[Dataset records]
******

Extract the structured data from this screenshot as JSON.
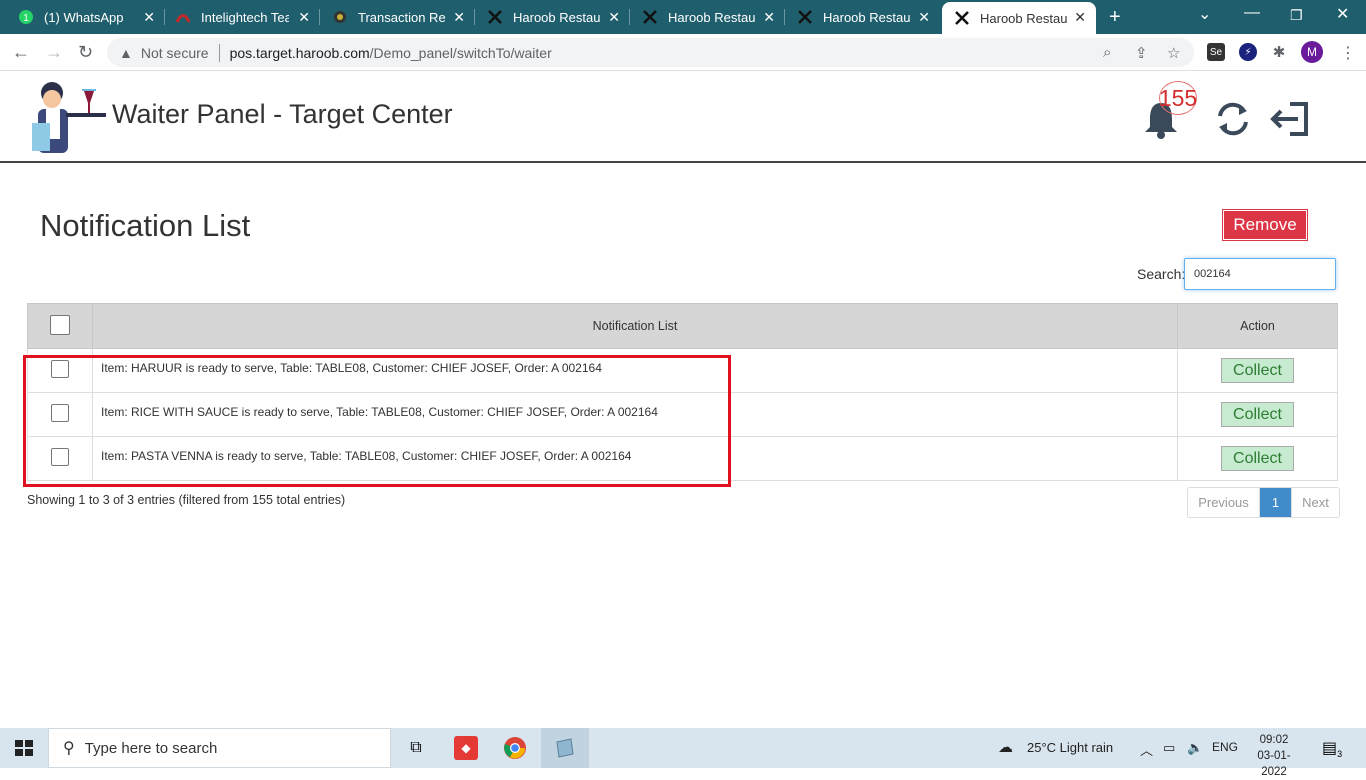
{
  "browser": {
    "tabs": [
      {
        "title": "(1) WhatsApp",
        "favicon": "whatsapp-icon"
      },
      {
        "title": "Intelightech Team",
        "favicon": "intelightech-icon"
      },
      {
        "title": "Transaction Repo",
        "favicon": "transaction-icon"
      },
      {
        "title": "Haroob Restaura",
        "favicon": "x-icon"
      },
      {
        "title": "Haroob Restaura",
        "favicon": "x-icon"
      },
      {
        "title": "Haroob Restaura",
        "favicon": "x-icon"
      },
      {
        "title": "Haroob Restaura",
        "favicon": "x-icon",
        "active": true
      }
    ],
    "security_label": "Not secure",
    "url_host": "pos.target.haroob.com",
    "url_path": "/Demo_panel/switchTo/waiter",
    "profile_initial": "M"
  },
  "header": {
    "title": "Waiter Panel - Target Center",
    "notification_count": "155"
  },
  "main": {
    "heading": "Notification List",
    "remove_label": "Remove",
    "search_label": "Search:",
    "search_value": "002164",
    "table": {
      "columns": [
        "Notification List",
        "Action"
      ],
      "rows": [
        {
          "message": "Item: HARUUR is ready to serve, Table: TABLE08, Customer: CHIEF JOSEF, Order: A 002164",
          "action": "Collect"
        },
        {
          "message": "Item: RICE WITH SAUCE is ready to serve, Table: TABLE08, Customer: CHIEF JOSEF, Order: A 002164",
          "action": "Collect"
        },
        {
          "message": "Item: PASTA VENNA is ready to serve, Table: TABLE08, Customer: CHIEF JOSEF, Order: A 002164",
          "action": "Collect"
        }
      ]
    },
    "info": "Showing 1 to 3 of 3 entries (filtered from 155 total entries)",
    "pagination": {
      "previous": "Previous",
      "current": "1",
      "next": "Next"
    }
  },
  "taskbar": {
    "search_placeholder": "Type here to search",
    "weather": "25°C  Light rain",
    "language": "ENG",
    "time": "09:02",
    "date": "03-01-2022",
    "notification_count": "3"
  },
  "colors": {
    "remove": "#dc3545",
    "collect_bg": "#c6ebd0",
    "pager_active": "#428bca",
    "highlight": "#e0101e"
  }
}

******

Any pictures should be dropped; transcribe the rest of the records above exactly.

Extract the structured data from this screenshot as JSON.
{
  "browser": {
    "tabs": [
      {
        "title": "(1) WhatsApp",
        "favicon": "whatsapp-icon"
      },
      {
        "title": "Intelightech Team",
        "favicon": "intelightech-icon"
      },
      {
        "title": "Transaction Repo",
        "favicon": "transaction-icon"
      },
      {
        "title": "Haroob Restaura",
        "favicon": "x-icon"
      },
      {
        "title": "Haroob Restaura",
        "favicon": "x-icon"
      },
      {
        "title": "Haroob Restaura",
        "favicon": "x-icon"
      },
      {
        "title": "Haroob Restaura",
        "favicon": "x-icon",
        "active": true
      }
    ],
    "security_label": "Not secure",
    "url_host": "pos.target.haroob.com",
    "url_path": "/Demo_panel/switchTo/waiter",
    "profile_initial": "M"
  },
  "header": {
    "title": "Waiter Panel - Target Center",
    "notification_count": "155"
  },
  "main": {
    "heading": "Notification List",
    "remove_label": "Remove",
    "search_label": "Search:",
    "search_value": "002164",
    "table": {
      "columns": [
        "Notification List",
        "Action"
      ],
      "rows": [
        {
          "message": "Item: HARUUR is ready to serve, Table: TABLE08, Customer: CHIEF JOSEF, Order: A 002164",
          "action": "Collect"
        },
        {
          "message": "Item: RICE WITH SAUCE is ready to serve, Table: TABLE08, Customer: CHIEF JOSEF, Order: A 002164",
          "action": "Collect"
        },
        {
          "message": "Item: PASTA VENNA is ready to serve, Table: TABLE08, Customer: CHIEF JOSEF, Order: A 002164",
          "action": "Collect"
        }
      ]
    },
    "info": "Showing 1 to 3 of 3 entries (filtered from 155 total entries)",
    "pagination": {
      "previous": "Previous",
      "current": "1",
      "next": "Next"
    }
  },
  "taskbar": {
    "search_placeholder": "Type here to search",
    "weather": "25°C  Light rain",
    "language": "ENG",
    "time": "09:02",
    "date": "03-01-2022",
    "notification_count": "3"
  },
  "colors": {
    "remove": "#dc3545",
    "collect_bg": "#c6ebd0",
    "pager_active": "#428bca",
    "highlight": "#e0101e"
  }
}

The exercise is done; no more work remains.